> Dataset records:
** BEGIN **
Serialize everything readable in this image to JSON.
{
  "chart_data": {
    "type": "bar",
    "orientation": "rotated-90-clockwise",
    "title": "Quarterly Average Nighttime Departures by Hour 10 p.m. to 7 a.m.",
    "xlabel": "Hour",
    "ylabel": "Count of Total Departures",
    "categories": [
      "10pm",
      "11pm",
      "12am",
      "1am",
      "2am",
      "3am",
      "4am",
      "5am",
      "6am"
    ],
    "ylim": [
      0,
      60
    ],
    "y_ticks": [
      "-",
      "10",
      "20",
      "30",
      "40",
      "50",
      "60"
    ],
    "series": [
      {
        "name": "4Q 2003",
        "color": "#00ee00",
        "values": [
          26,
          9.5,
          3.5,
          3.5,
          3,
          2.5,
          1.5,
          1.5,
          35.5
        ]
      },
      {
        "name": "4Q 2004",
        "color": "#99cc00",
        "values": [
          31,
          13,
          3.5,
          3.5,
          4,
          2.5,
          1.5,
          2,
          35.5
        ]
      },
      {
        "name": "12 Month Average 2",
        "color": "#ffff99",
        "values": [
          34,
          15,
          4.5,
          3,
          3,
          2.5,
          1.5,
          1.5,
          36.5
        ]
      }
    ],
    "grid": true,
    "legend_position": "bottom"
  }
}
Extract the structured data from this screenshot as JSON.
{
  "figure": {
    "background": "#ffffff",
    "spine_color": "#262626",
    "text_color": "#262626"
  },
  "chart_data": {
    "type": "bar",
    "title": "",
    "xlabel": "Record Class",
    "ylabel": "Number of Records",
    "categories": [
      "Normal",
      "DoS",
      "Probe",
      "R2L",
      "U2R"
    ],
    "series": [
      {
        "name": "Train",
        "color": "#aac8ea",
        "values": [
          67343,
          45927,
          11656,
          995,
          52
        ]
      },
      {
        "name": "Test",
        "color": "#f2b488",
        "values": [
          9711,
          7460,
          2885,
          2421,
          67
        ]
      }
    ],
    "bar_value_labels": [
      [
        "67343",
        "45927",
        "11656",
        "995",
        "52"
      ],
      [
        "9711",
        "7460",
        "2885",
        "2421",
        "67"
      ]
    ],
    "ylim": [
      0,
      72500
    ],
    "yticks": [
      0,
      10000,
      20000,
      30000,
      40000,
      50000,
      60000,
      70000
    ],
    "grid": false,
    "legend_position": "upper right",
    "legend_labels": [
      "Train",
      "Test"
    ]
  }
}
** END **
> Task brief: Everything from the line containing "Extract the structured" through the final line of the listing, inclusive, must be reproduced exactly; leave out the rest.

> The output:
Extract the structured data from this screenshot as JSON.
{
  "figure": {
    "background": "#ffffff",
    "spine_color": "#262626",
    "text_color": "#262626"
  },
  "chart_data": {
    "type": "bar",
    "title": "",
    "xlabel": "Record Class",
    "ylabel": "Number of Records",
    "categories": [
      "Normal",
      "DoS",
      "Probe",
      "R2L",
      "U2R"
    ],
    "series": [
      {
        "name": "Train",
        "color": "#aac8ea",
        "values": [
          67343,
          45927,
          11656,
          995,
          52
        ]
      },
      {
        "name": "Test",
        "color": "#f2b488",
        "values": [
          9711,
          7460,
          2885,
          2421,
          67
        ]
      }
    ],
    "bar_value_labels": [
      [
        "67343",
        "45927",
        "11656",
        "995",
        "52"
      ],
      [
        "9711",
        "7460",
        "2885",
        "2421",
        "67"
      ]
    ],
    "ylim": [
      0,
      72500
    ],
    "yticks": [
      0,
      10000,
      20000,
      30000,
      40000,
      50000,
      60000,
      70000
    ],
    "grid": false,
    "legend_position": "upper right",
    "legend_labels": [
      "Train",
      "Test"
    ]
  }
}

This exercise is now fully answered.